● Directions:
Take the material below and retype it in full; pictures are left out.

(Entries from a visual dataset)
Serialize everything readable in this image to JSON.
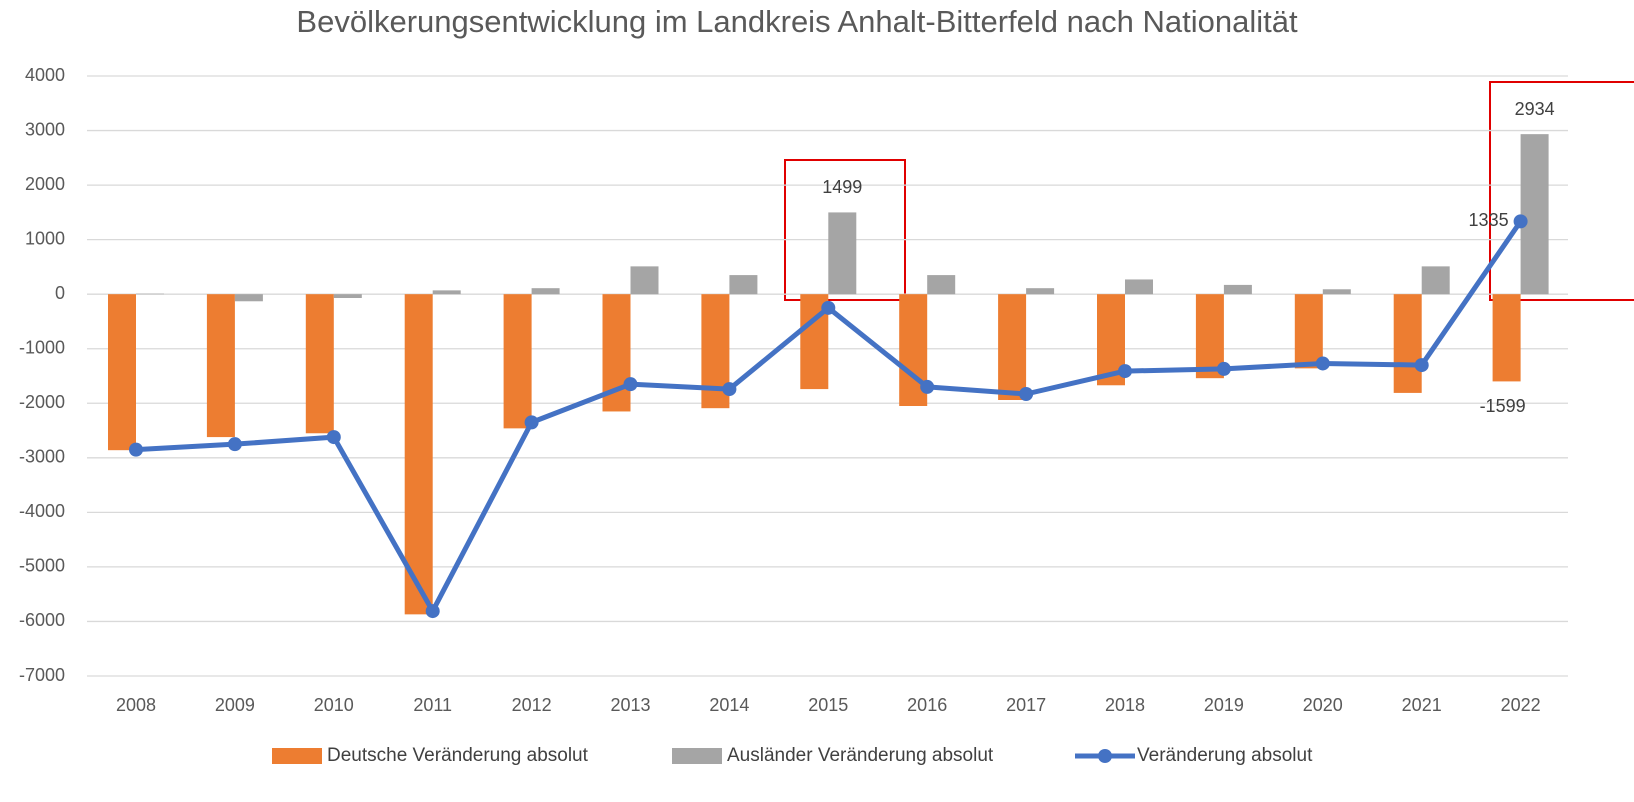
{
  "chart_data": {
    "type": "bar_line",
    "title": "Bevölkerungsentwicklung im Landkreis Anhalt-Bitterfeld nach Nationalität",
    "categories": [
      "2008",
      "2009",
      "2010",
      "2011",
      "2012",
      "2013",
      "2014",
      "2015",
      "2016",
      "2017",
      "2018",
      "2019",
      "2020",
      "2021",
      "2022"
    ],
    "series": [
      {
        "name": "Deutsche Veränderung absolut",
        "type": "bar",
        "color": "#ed7d31",
        "values": [
          -2860,
          -2620,
          -2550,
          -5870,
          -2460,
          -2150,
          -2090,
          -1740,
          -2050,
          -1940,
          -1670,
          -1540,
          -1360,
          -1810,
          -1599
        ],
        "labeled_points": [
          14
        ]
      },
      {
        "name": "Ausländer Veränderung absolut",
        "type": "bar",
        "color": "#a5a5a5",
        "values": [
          10,
          -130,
          -70,
          70,
          110,
          510,
          350,
          1499,
          350,
          110,
          270,
          170,
          90,
          510,
          2934
        ],
        "labeled_points": [
          7,
          14
        ]
      },
      {
        "name": "Veränderung absolut",
        "type": "line",
        "color": "#4472c4",
        "values": [
          -2850,
          -2750,
          -2620,
          -5810,
          -2350,
          -1650,
          -1740,
          -250,
          -1700,
          -1830,
          -1410,
          -1370,
          -1270,
          -1300,
          1335
        ],
        "labeled_points": [
          14
        ]
      }
    ],
    "ylim": [
      -7000,
      4000
    ],
    "yticks": [
      -7000,
      -6000,
      -5000,
      -4000,
      -3000,
      -2000,
      -1000,
      0,
      1000,
      2000,
      3000,
      4000
    ],
    "grid": true,
    "legend": "bottom"
  }
}
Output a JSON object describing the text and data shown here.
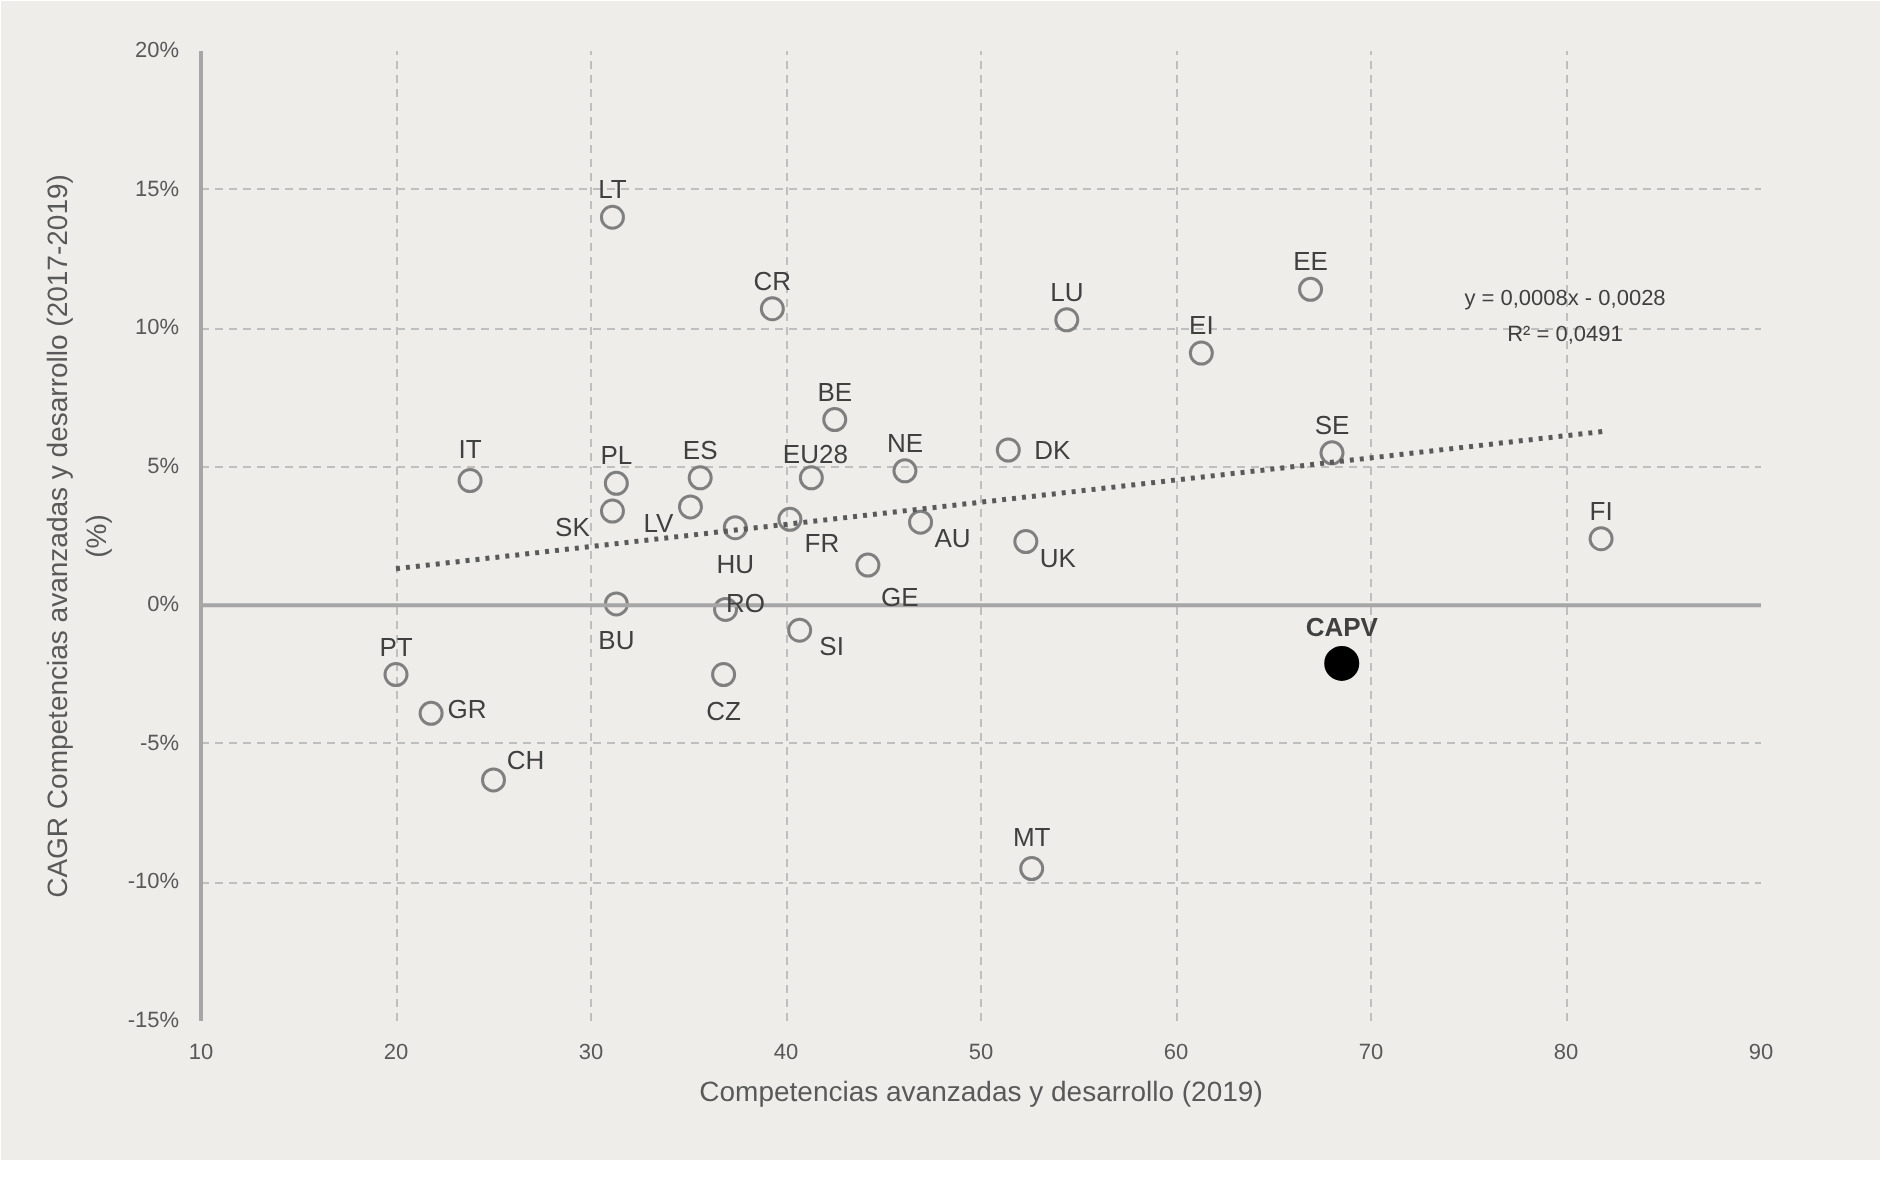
{
  "chart_data": {
    "type": "scatter",
    "xlabel": "Competencias avanzadas y desarrollo (2019)",
    "ylabel": "CAGR Competencias avanzadas y desarrollo (2017-2019)\n(%)",
    "xlim": [
      10,
      90
    ],
    "xticks": [
      10,
      20,
      30,
      40,
      50,
      60,
      70,
      80,
      90
    ],
    "ylim": [
      -15,
      20
    ],
    "yticks": [
      {
        "value": -15,
        "label": "-15%"
      },
      {
        "value": -10,
        "label": "-10%"
      },
      {
        "value": -5,
        "label": "-5%"
      },
      {
        "value": 0,
        "label": "0%"
      },
      {
        "value": 5,
        "label": "5%"
      },
      {
        "value": 10,
        "label": "10%"
      },
      {
        "value": 15,
        "label": "15%"
      },
      {
        "value": 20,
        "label": "20%"
      }
    ],
    "grid": true,
    "marker": "circle",
    "series": [
      {
        "color": "#7f7f7f",
        "x": [
          31.1,
          39.3,
          54.4,
          61.3,
          66.9,
          42.5,
          46.1,
          51.4,
          68.0,
          81.8,
          46.9,
          52.3,
          44.2,
          23.8,
          31.3,
          35.6,
          31.1,
          35.1,
          37.4,
          41.3,
          40.2,
          31.3,
          36.9,
          40.7,
          36.8,
          20.0,
          21.8,
          25.0,
          52.6
        ],
        "values": [
          14.0,
          10.7,
          10.3,
          9.1,
          11.4,
          6.7,
          4.85,
          5.6,
          5.5,
          2.4,
          3.0,
          2.3,
          1.45,
          4.5,
          4.4,
          4.6,
          3.4,
          3.55,
          2.8,
          4.6,
          3.1,
          0.05,
          -0.15,
          -0.9,
          -2.5,
          -2.5,
          -3.9,
          -6.3,
          -9.5
        ]
      },
      {
        "color": "#000000",
        "x": [
          68.5
        ],
        "values": [
          -2.1
        ]
      },
      {
        "type": "line",
        "color": "#595959",
        "line_style": "dotted",
        "marker": "none",
        "x": [
          20,
          82
        ],
        "values": [
          1.32,
          6.28
        ]
      }
    ],
    "ref_lines": [
      {
        "axis": "y",
        "value": 0,
        "color": "#a6a6a6"
      }
    ],
    "annotations": [
      {
        "text": "LT",
        "x": 31.1,
        "y": 14.0
      },
      {
        "text": "CR",
        "x": 39.3,
        "y": 10.7
      },
      {
        "text": "LU",
        "x": 54.4,
        "y": 10.3
      },
      {
        "text": "EI",
        "x": 61.3,
        "y": 9.1
      },
      {
        "text": "EE",
        "x": 66.9,
        "y": 11.4
      },
      {
        "text": "BE",
        "x": 42.5,
        "y": 6.7
      },
      {
        "text": "NE",
        "x": 46.1,
        "y": 4.85
      },
      {
        "text": "DK",
        "x": 51.4,
        "y": 5.6
      },
      {
        "text": "SE",
        "x": 68.0,
        "y": 5.5
      },
      {
        "text": "FI",
        "x": 81.8,
        "y": 2.4
      },
      {
        "text": "AU",
        "x": 46.9,
        "y": 3.0
      },
      {
        "text": "UK",
        "x": 52.3,
        "y": 2.3
      },
      {
        "text": "GE",
        "x": 44.2,
        "y": 1.45
      },
      {
        "text": "IT",
        "x": 23.8,
        "y": 4.5
      },
      {
        "text": "PL",
        "x": 31.3,
        "y": 4.4
      },
      {
        "text": "ES",
        "x": 35.6,
        "y": 4.6
      },
      {
        "text": "SK",
        "x": 31.1,
        "y": 3.4
      },
      {
        "text": "LV",
        "x": 35.1,
        "y": 3.55
      },
      {
        "text": "HU",
        "x": 37.4,
        "y": 2.8
      },
      {
        "text": "EU28",
        "x": 41.3,
        "y": 4.6
      },
      {
        "text": "FR",
        "x": 40.2,
        "y": 3.1
      },
      {
        "text": "BU",
        "x": 31.3,
        "y": 0.05
      },
      {
        "text": "RO",
        "x": 36.9,
        "y": -0.15
      },
      {
        "text": "SI",
        "x": 40.7,
        "y": -0.9
      },
      {
        "text": "CZ",
        "x": 36.8,
        "y": -2.5
      },
      {
        "text": "PT",
        "x": 20.0,
        "y": -2.5
      },
      {
        "text": "GR",
        "x": 21.8,
        "y": -3.9
      },
      {
        "text": "CH",
        "x": 25.0,
        "y": -6.3
      },
      {
        "text": "MT",
        "x": 52.6,
        "y": -9.5
      },
      {
        "text": "CAPV",
        "x": 68.5,
        "y": -2.1
      },
      "y = 0,0008x - 0,0028",
      "R² = 0,0491"
    ]
  }
}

● Exercise answer:
Serialize everything readable in this image to JSON.
{
  "chart_data": {
    "type": "bar_line",
    "title": "Bevölkerungsentwicklung im Landkreis Anhalt-Bitterfeld nach Nationalität",
    "categories": [
      "2008",
      "2009",
      "2010",
      "2011",
      "2012",
      "2013",
      "2014",
      "2015",
      "2016",
      "2017",
      "2018",
      "2019",
      "2020",
      "2021",
      "2022"
    ],
    "series": [
      {
        "name": "Deutsche Veränderung absolut",
        "type": "bar",
        "color": "#ed7d31",
        "values": [
          -2860,
          -2620,
          -2550,
          -5870,
          -2460,
          -2150,
          -2090,
          -1740,
          -2050,
          -1940,
          -1670,
          -1540,
          -1360,
          -1810,
          -1599
        ],
        "labeled_points": [
          14
        ]
      },
      {
        "name": "Ausländer Veränderung absolut",
        "type": "bar",
        "color": "#a5a5a5",
        "values": [
          10,
          -130,
          -70,
          70,
          110,
          510,
          350,
          1499,
          350,
          110,
          270,
          170,
          90,
          510,
          2934
        ],
        "labeled_points": [
          7,
          14
        ]
      },
      {
        "name": "Veränderung absolut",
        "type": "line",
        "color": "#4472c4",
        "values": [
          -2850,
          -2750,
          -2620,
          -5810,
          -2350,
          -1650,
          -1740,
          -250,
          -1700,
          -1830,
          -1410,
          -1370,
          -1270,
          -1300,
          1335
        ],
        "labeled_points": [
          14
        ]
      }
    ],
    "ylim": [
      -7000,
      4000
    ],
    "yticks": [
      -7000,
      -6000,
      -5000,
      -4000,
      -3000,
      -2000,
      -1000,
      0,
      1000,
      2000,
      3000,
      4000
    ],
    "grid": true,
    "legend": "bottom"
  }
}
Output a JSON object describing the text and data shown here.
{
  "chart_data": {
    "type": "scatter",
    "xlabel": "Competencias avanzadas y desarrollo (2019)",
    "ylabel": "CAGR Competencias avanzadas y desarrollo (2017-2019)\n(%)",
    "xlim": [
      10,
      90
    ],
    "xticks": [
      10,
      20,
      30,
      40,
      50,
      60,
      70,
      80,
      90
    ],
    "ylim": [
      -15,
      20
    ],
    "yticks": [
      {
        "value": -15,
        "label": "-15%"
      },
      {
        "value": -10,
        "label": "-10%"
      },
      {
        "value": -5,
        "label": "-5%"
      },
      {
        "value": 0,
        "label": "0%"
      },
      {
        "value": 5,
        "label": "5%"
      },
      {
        "value": 10,
        "label": "10%"
      },
      {
        "value": 15,
        "label": "15%"
      },
      {
        "value": 20,
        "label": "20%"
      }
    ],
    "grid": true,
    "marker": "circle",
    "series": [
      {
        "color": "#7f7f7f",
        "x": [
          31.1,
          39.3,
          54.4,
          61.3,
          66.9,
          42.5,
          46.1,
          51.4,
          68.0,
          81.8,
          46.9,
          52.3,
          44.2,
          23.8,
          31.3,
          35.6,
          31.1,
          35.1,
          37.4,
          41.3,
          40.2,
          31.3,
          36.9,
          40.7,
          36.8,
          20.0,
          21.8,
          25.0,
          52.6
        ],
        "values": [
          14.0,
          10.7,
          10.3,
          9.1,
          11.4,
          6.7,
          4.85,
          5.6,
          5.5,
          2.4,
          3.0,
          2.3,
          1.45,
          4.5,
          4.4,
          4.6,
          3.4,
          3.55,
          2.8,
          4.6,
          3.1,
          0.05,
          -0.15,
          -0.9,
          -2.5,
          -2.5,
          -3.9,
          -6.3,
          -9.5
        ]
      },
      {
        "color": "#000000",
        "x": [
          68.5
        ],
        "values": [
          -2.1
        ]
      },
      {
        "type": "line",
        "color": "#595959",
        "line_style": "dotted",
        "marker": "none",
        "x": [
          20,
          82
        ],
        "values": [
          1.32,
          6.28
        ]
      }
    ],
    "ref_lines": [
      {
        "axis": "y",
        "value": 0,
        "color": "#a6a6a6"
      }
    ],
    "annotations": [
      {
        "text": "LT",
        "x": 31.1,
        "y": 14.0
      },
      {
        "text": "CR",
        "x": 39.3,
        "y": 10.7
      },
      {
        "text": "LU",
        "x": 54.4,
        "y": 10.3
      },
      {
        "text": "EI",
        "x": 61.3,
        "y": 9.1
      },
      {
        "text": "EE",
        "x": 66.9,
        "y": 11.4
      },
      {
        "text": "BE",
        "x": 42.5,
        "y": 6.7
      },
      {
        "text": "NE",
        "x": 46.1,
        "y": 4.85
      },
      {
        "text": "DK",
        "x": 51.4,
        "y": 5.6
      },
      {
        "text": "SE",
        "x": 68.0,
        "y": 5.5
      },
      {
        "text": "FI",
        "x": 81.8,
        "y": 2.4
      },
      {
        "text": "AU",
        "x": 46.9,
        "y": 3.0
      },
      {
        "text": "UK",
        "x": 52.3,
        "y": 2.3
      },
      {
        "text": "GE",
        "x": 44.2,
        "y": 1.45
      },
      {
        "text": "IT",
        "x": 23.8,
        "y": 4.5
      },
      {
        "text": "PL",
        "x": 31.3,
        "y": 4.4
      },
      {
        "text": "ES",
        "x": 35.6,
        "y": 4.6
      },
      {
        "text": "SK",
        "x": 31.1,
        "y": 3.4
      },
      {
        "text": "LV",
        "x": 35.1,
        "y": 3.55
      },
      {
        "text": "HU",
        "x": 37.4,
        "y": 2.8
      },
      {
        "text": "EU28",
        "x": 41.3,
        "y": 4.6
      },
      {
        "text": "FR",
        "x": 40.2,
        "y": 3.1
      },
      {
        "text": "BU",
        "x": 31.3,
        "y": 0.05
      },
      {
        "text": "RO",
        "x": 36.9,
        "y": -0.15
      },
      {
        "text": "SI",
        "x": 40.7,
        "y": -0.9
      },
      {
        "text": "CZ",
        "x": 36.8,
        "y": -2.5
      },
      {
        "text": "PT",
        "x": 20.0,
        "y": -2.5
      },
      {
        "text": "GR",
        "x": 21.8,
        "y": -3.9
      },
      {
        "text": "CH",
        "x": 25.0,
        "y": -6.3
      },
      {
        "text": "MT",
        "x": 52.6,
        "y": -9.5
      },
      {
        "text": "CAPV",
        "x": 68.5,
        "y": -2.1
      },
      "y = 0,0008x - 0,0028",
      "R² = 0,0491"
    ]
  }
}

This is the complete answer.